──────── Records to process ────────
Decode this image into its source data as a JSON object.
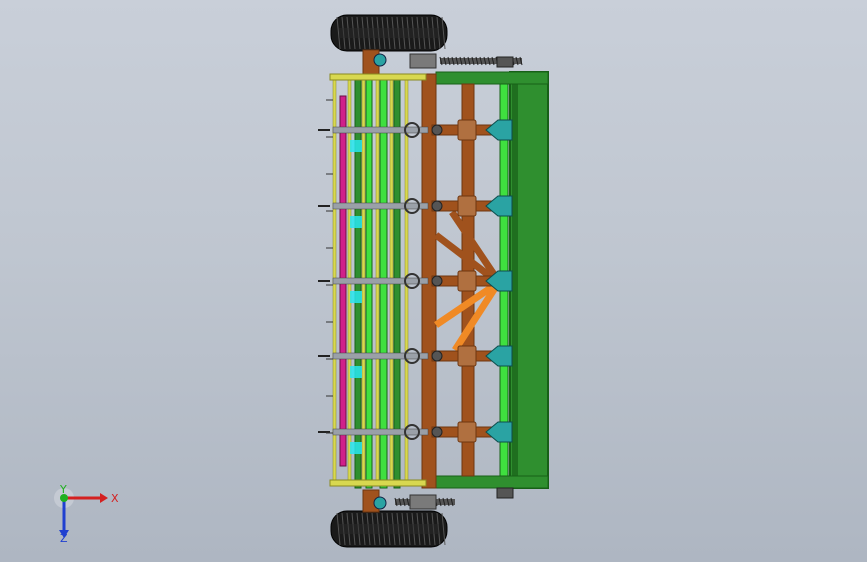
{
  "view": {
    "background": "#c4cad4",
    "colors": {
      "frame_green": "#2f8f2f",
      "frame_green_dark": "#176017",
      "bright_green": "#3fe03f",
      "brown": "#a0521d",
      "brown_dark": "#6e3610",
      "yellow_tine": "#d8d850",
      "magenta": "#d0208a",
      "teal": "#2aa3a3",
      "cyan": "#28e8f0",
      "orange": "#f08a25",
      "tire": "#1a1a1a",
      "steel": "#9aa0a8"
    }
  },
  "triad": {
    "x_label": "X",
    "z_label": "Z",
    "y_label": "Y",
    "x_color": "#d42020",
    "y_color": "#20b020",
    "z_color": "#2040d0"
  }
}
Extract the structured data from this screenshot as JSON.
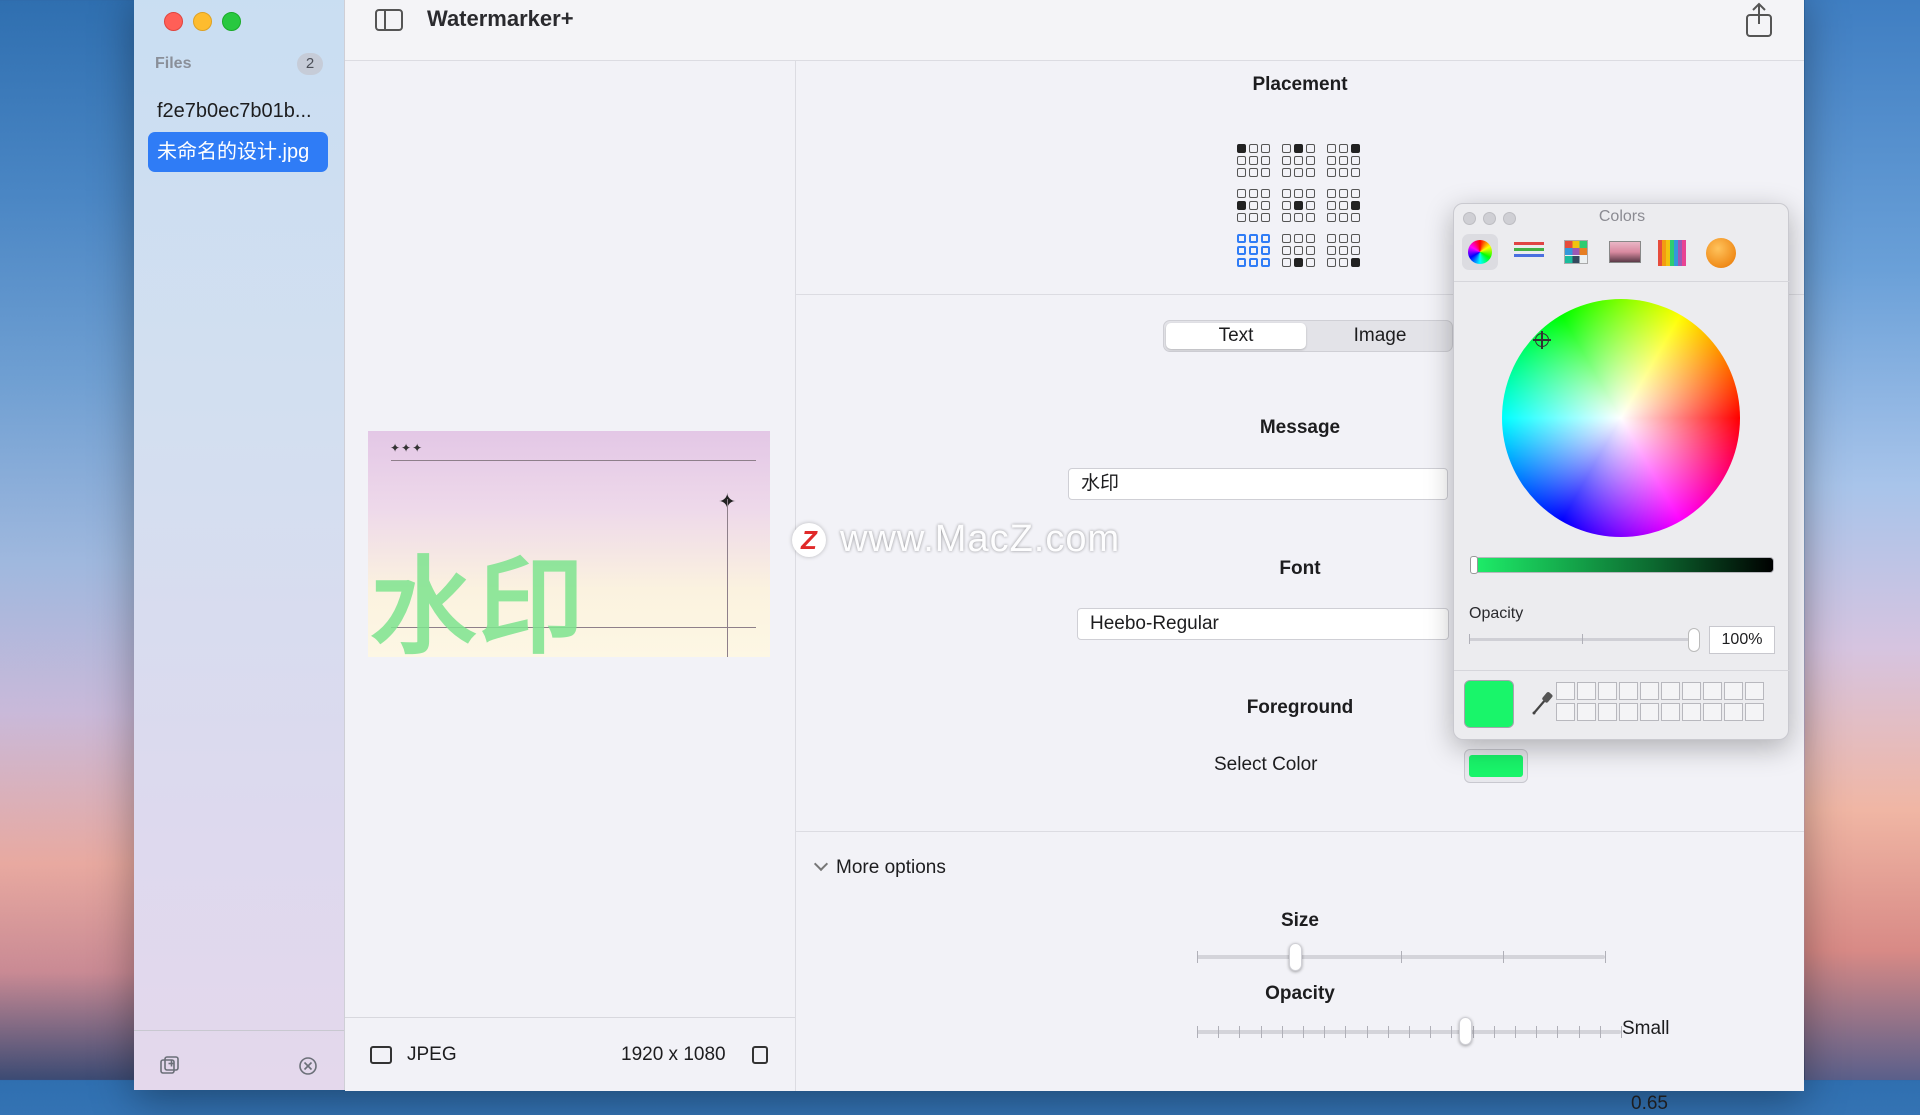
{
  "window": {
    "title": "Watermarker+"
  },
  "sidebar": {
    "files_label": "Files",
    "files_count": "2",
    "files": [
      {
        "name": "f2e7b0ec7b01b..."
      },
      {
        "name": "未命名的设计.jpg"
      }
    ]
  },
  "preview": {
    "watermark_text": "水印",
    "decor_stars": "✦✦✦",
    "file_type": "JPEG",
    "dimensions": "1920 x 1080"
  },
  "placement": {
    "title": "Placement"
  },
  "tabs": {
    "text_label": "Text",
    "image_label": "Image",
    "active": "Text"
  },
  "message": {
    "title": "Message",
    "value": "水印"
  },
  "font": {
    "title": "Font",
    "value": "Heebo-Regular"
  },
  "foreground": {
    "title": "Foreground",
    "select_label": "Select Color",
    "color": "#19f56a"
  },
  "more_options": {
    "label": "More options",
    "size_title": "Size",
    "size_value_label": "Small",
    "size_fraction": 0.25,
    "opacity_title": "Opacity",
    "opacity_value": "0.65"
  },
  "colors_panel": {
    "title": "Colors",
    "opacity_label": "Opacity",
    "opacity_value": "100%",
    "current_color": "#19f56a",
    "modes": [
      "color-wheel-icon",
      "color-sliders-icon",
      "color-palettes-icon",
      "image-palettes-icon",
      "pencils-icon",
      "orange-crayon-icon"
    ]
  },
  "overlay": {
    "watermark": "www.MacZ.com",
    "logo_letter": "Z"
  }
}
────────
» **Task goal**: Provide the number of lines in the entries that include "palettes", and no other text.

» **Written solution**: 2